ANDERSON COOPER IS PRETTY METAL
01.19.10Anderson Cooper is in Port-au-Prince as part of CNN’s extensive coverage of the aftermath of the disastrous earthquake that has left the country in chaotic ruins. (Cooper described the scene as “hellish, but not as bad as New Year’s Eve with Kathy Griffin.”) In the video below, Cooper pulls a boy away from a looting scene after the young man suffered a bloody head injury. It’s all very heroic-seeming, until Wolf Blitzer delivers the denoument:
“Anderson tells us that boy was led away by other people; we don’t know what happened.”
Dammit, you handsome gay silver fox! You have to follow through with these things. “What? I figured he’d be okay. Sure, he was bleeding profusely from his head, but the medical infrastructure in the country is still intact, right?”
On a more serious note, that’s a hell of a lot more than I’ve done for anyone in Haiti, so I can’t really criticize anyone’s decisions on the ground there. In better news, the U.S. Marines have joined the relief effort, and if anyone can un-f*ck the chickensh*t operation of the UN, it’s the Marines. Haha, just kidding. NO ONE can un-f*ck the UN.

» **DATA**
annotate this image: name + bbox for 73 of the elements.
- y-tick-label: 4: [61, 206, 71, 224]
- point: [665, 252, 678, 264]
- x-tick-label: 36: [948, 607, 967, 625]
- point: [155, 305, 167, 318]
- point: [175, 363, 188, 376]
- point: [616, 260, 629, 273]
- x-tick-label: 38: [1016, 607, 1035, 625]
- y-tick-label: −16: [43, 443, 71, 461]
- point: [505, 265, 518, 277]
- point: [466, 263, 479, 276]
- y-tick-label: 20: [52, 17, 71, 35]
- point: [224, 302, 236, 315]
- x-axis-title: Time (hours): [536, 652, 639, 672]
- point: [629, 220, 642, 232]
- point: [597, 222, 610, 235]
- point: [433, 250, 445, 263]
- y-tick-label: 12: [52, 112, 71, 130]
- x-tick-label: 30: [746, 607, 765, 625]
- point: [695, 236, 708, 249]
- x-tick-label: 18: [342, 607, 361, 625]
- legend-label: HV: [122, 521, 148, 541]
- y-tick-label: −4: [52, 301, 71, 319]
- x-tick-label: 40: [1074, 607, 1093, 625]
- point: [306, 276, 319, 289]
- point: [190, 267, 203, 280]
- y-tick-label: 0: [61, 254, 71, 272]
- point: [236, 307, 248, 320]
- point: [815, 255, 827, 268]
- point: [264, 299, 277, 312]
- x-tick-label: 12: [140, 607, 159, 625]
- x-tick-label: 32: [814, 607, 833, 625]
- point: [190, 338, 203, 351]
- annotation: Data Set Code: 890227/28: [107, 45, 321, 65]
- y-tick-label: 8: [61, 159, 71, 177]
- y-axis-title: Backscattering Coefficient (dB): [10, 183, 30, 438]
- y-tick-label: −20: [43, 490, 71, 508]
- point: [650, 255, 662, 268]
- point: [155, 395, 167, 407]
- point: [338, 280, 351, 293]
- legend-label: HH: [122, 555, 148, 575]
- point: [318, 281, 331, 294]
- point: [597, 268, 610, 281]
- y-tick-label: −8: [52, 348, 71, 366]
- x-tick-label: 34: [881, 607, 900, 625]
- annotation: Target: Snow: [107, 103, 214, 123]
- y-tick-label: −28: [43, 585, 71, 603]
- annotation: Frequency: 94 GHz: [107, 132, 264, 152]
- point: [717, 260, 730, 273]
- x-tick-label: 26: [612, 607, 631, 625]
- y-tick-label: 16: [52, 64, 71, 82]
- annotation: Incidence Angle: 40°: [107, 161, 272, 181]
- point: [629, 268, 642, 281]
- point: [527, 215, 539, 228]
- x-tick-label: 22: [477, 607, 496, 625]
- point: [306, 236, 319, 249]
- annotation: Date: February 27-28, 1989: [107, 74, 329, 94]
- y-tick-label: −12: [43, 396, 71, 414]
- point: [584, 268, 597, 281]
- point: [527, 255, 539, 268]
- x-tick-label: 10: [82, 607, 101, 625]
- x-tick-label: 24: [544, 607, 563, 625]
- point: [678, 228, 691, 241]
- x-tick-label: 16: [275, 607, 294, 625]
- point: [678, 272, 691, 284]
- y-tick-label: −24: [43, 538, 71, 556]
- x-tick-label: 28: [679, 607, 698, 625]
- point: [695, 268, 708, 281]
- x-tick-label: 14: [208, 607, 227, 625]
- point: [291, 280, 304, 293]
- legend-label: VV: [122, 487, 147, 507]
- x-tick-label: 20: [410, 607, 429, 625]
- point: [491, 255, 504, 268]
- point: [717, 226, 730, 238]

» **INSTRUCTIONS FOR THE TASK**
Return the entire post about Anderson Cooper in Port-au-Prince, word for word and with nothing left out.

» **SOLUTION**
ANDERSON COOPER IS PRETTY METAL
01.19.10Anderson Cooper is in Port-au-Prince as part of CNN’s extensive coverage of the aftermath of the disastrous earthquake that has left the country in chaotic ruins. (Cooper described the scene as “hellish, but not as bad as New Year’s Eve with Kathy Griffin.”) In the video below, Cooper pulls a boy away from a looting scene after the young man suffered a bloody head injury. It’s all very heroic-seeming, until Wolf Blitzer delivers the denoument:
“Anderson tells us that boy was led away by other people; we don’t know what happened.”
Dammit, you handsome gay silver fox! You have to follow through with these things. “What? I figured he’d be okay. Sure, he was bleeding profusely from his head, but the medical infrastructure in the country is still intact, right?”
On a more serious note, that’s a hell of a lot more than I’ve done for anyone in Haiti, so I can’t really criticize anyone’s decisions on the ground there. In better news, the U.S. Marines have joined the relief effort, and if anyone can un-f*ck the chickensh*t operation of the UN, it’s the Marines. Haha, just kidding. NO ONE can un-f*ck the UN.